**Short problem:** Repeat what the lines below say, word for word, and skip every image.

**Records provided:**

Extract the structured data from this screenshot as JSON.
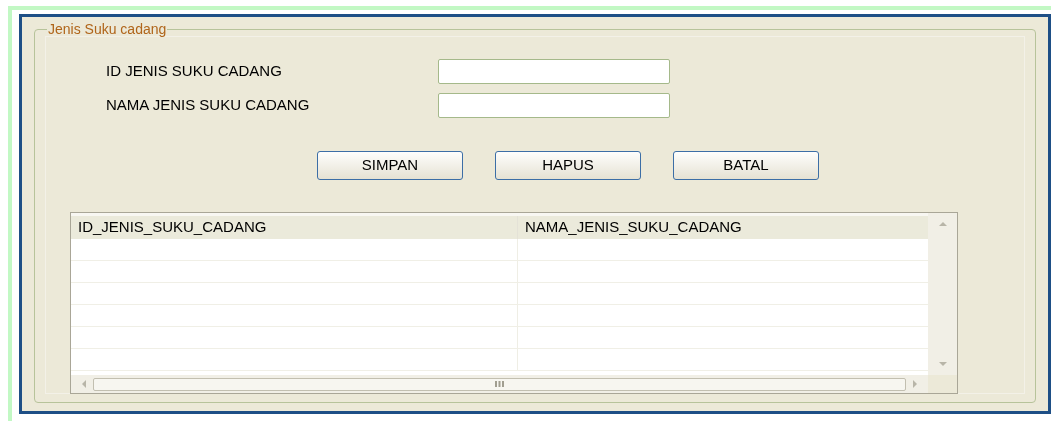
{
  "group_title": "Jenis Suku cadang",
  "fields": [
    {
      "label": "ID JENIS SUKU CADANG"
    },
    {
      "label": "NAMA JENIS SUKU CADANG"
    }
  ],
  "buttons": [
    "SIMPAN",
    "HAPUS",
    "BATAL"
  ],
  "table": {
    "columns": [
      "ID_JENIS_SUKU_CADANG",
      "NAMA_JENIS_SUKU_CADANG"
    ]
  }
}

**Final result:**
Extract the structured data from this screenshot as JSON.
{
  "group_title": "Jenis Suku cadang",
  "fields": [
    {
      "label": "ID JENIS SUKU CADANG"
    },
    {
      "label": "NAMA JENIS SUKU CADANG"
    }
  ],
  "buttons": [
    "SIMPAN",
    "HAPUS",
    "BATAL"
  ],
  "table": {
    "columns": [
      "ID_JENIS_SUKU_CADANG",
      "NAMA_JENIS_SUKU_CADANG"
    ]
  }
}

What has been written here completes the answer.